### PROBLEM DETAILS
Transcribe the records below exactly, leaving out any pictures.

### Dataset records
■ ■ ■ ■ ■ ■ ■

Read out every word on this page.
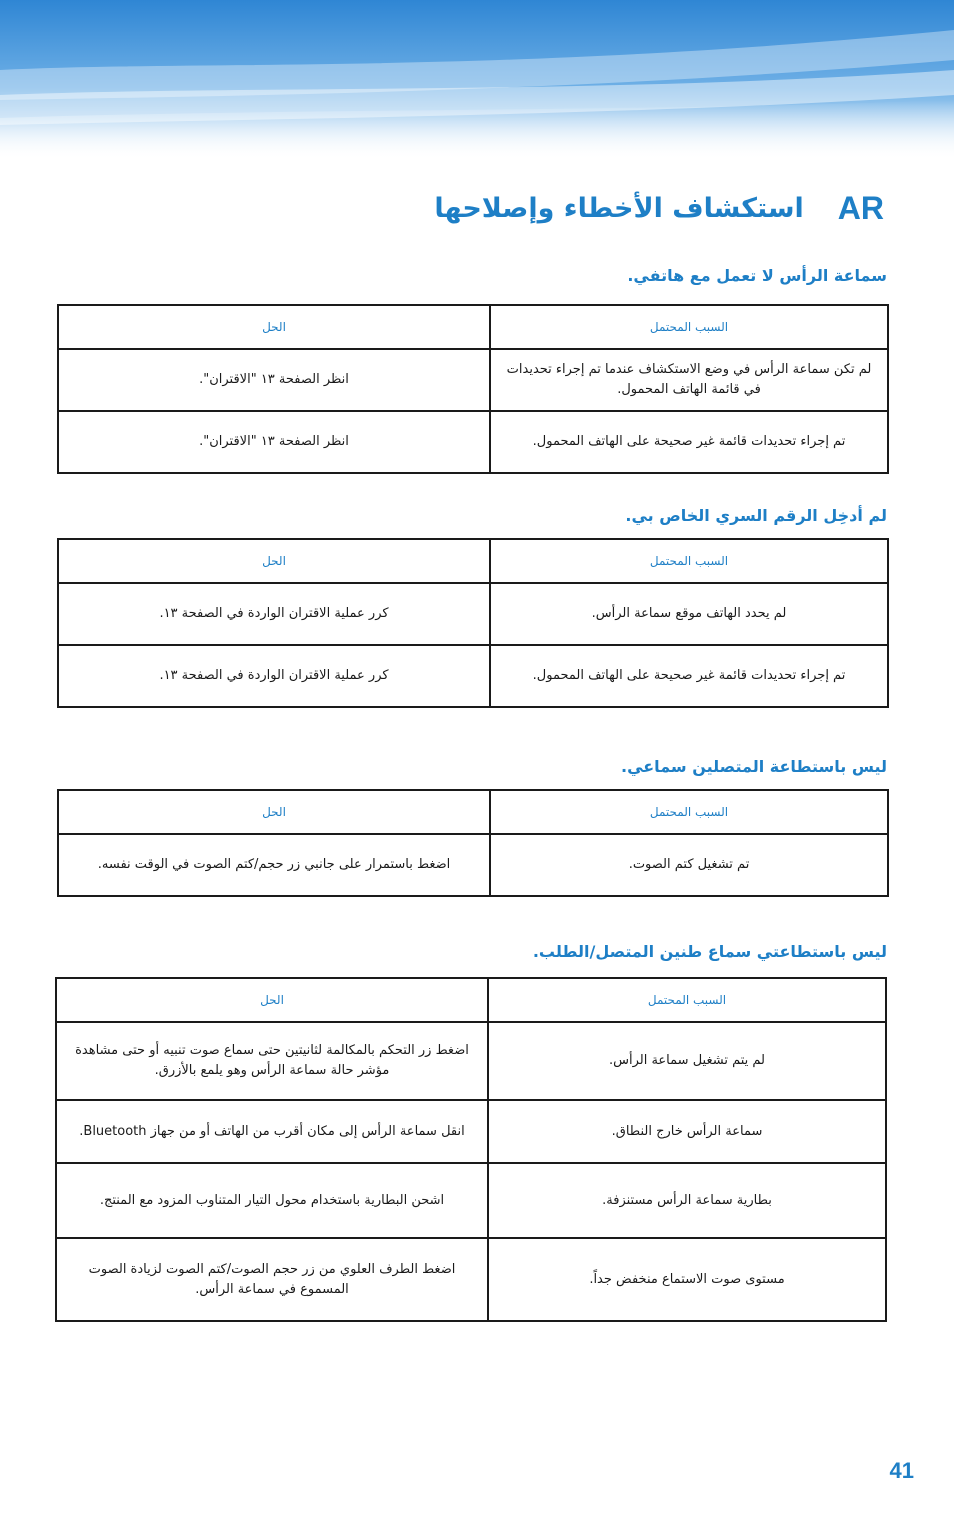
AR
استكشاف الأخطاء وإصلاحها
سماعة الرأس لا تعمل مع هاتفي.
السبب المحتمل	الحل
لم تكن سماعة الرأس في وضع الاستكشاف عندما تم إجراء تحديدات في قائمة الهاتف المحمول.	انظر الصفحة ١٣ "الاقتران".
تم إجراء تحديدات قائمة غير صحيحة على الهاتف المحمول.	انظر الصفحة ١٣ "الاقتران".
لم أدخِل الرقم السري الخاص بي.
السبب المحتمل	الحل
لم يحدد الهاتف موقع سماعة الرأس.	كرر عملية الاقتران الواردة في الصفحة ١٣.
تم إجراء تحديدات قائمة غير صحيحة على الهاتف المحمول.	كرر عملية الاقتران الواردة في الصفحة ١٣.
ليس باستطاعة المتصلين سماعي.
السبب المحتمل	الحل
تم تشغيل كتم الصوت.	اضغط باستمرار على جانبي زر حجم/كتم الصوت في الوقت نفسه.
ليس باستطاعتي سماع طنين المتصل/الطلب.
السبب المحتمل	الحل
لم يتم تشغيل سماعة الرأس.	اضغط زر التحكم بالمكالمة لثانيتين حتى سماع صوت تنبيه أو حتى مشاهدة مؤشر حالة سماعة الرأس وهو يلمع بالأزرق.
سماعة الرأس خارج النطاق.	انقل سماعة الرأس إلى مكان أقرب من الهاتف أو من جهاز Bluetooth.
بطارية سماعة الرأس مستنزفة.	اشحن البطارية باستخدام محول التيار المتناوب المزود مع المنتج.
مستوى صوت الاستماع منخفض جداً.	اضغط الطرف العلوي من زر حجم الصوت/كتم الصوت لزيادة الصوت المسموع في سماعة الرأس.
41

■ ■ ■ ■ ■ ■ ■

### REPLY TO THE TASK
Read out every word on this page.
AR
استكشاف الأخطاء وإصلاحها
سماعة الرأس لا تعمل مع هاتفي.
السبب المحتمل	الحل
لم تكن سماعة الرأس في وضع الاستكشاف عندما تم إجراء تحديدات في قائمة الهاتف المحمول.	انظر الصفحة ١٣ "الاقتران".
تم إجراء تحديدات قائمة غير صحيحة على الهاتف المحمول.	انظر الصفحة ١٣ "الاقتران".
لم أدخِل الرقم السري الخاص بي.
السبب المحتمل	الحل
لم يحدد الهاتف موقع سماعة الرأس.	كرر عملية الاقتران الواردة في الصفحة ١٣.
تم إجراء تحديدات قائمة غير صحيحة على الهاتف المحمول.	كرر عملية الاقتران الواردة في الصفحة ١٣.
ليس باستطاعة المتصلين سماعي.
السبب المحتمل	الحل
تم تشغيل كتم الصوت.	اضغط باستمرار على جانبي زر حجم/كتم الصوت في الوقت نفسه.
ليس باستطاعتي سماع طنين المتصل/الطلب.
السبب المحتمل	الحل
لم يتم تشغيل سماعة الرأس.	اضغط زر التحكم بالمكالمة لثانيتين حتى سماع صوت تنبيه أو حتى مشاهدة مؤشر حالة سماعة الرأس وهو يلمع بالأزرق.
سماعة الرأس خارج النطاق.	انقل سماعة الرأس إلى مكان أقرب من الهاتف أو من جهاز Bluetooth.
بطارية سماعة الرأس مستنزفة.	اشحن البطارية باستخدام محول التيار المتناوب المزود مع المنتج.
مستوى صوت الاستماع منخفض جداً.	اضغط الطرف العلوي من زر حجم الصوت/كتم الصوت لزيادة الصوت المسموع في سماعة الرأس.
41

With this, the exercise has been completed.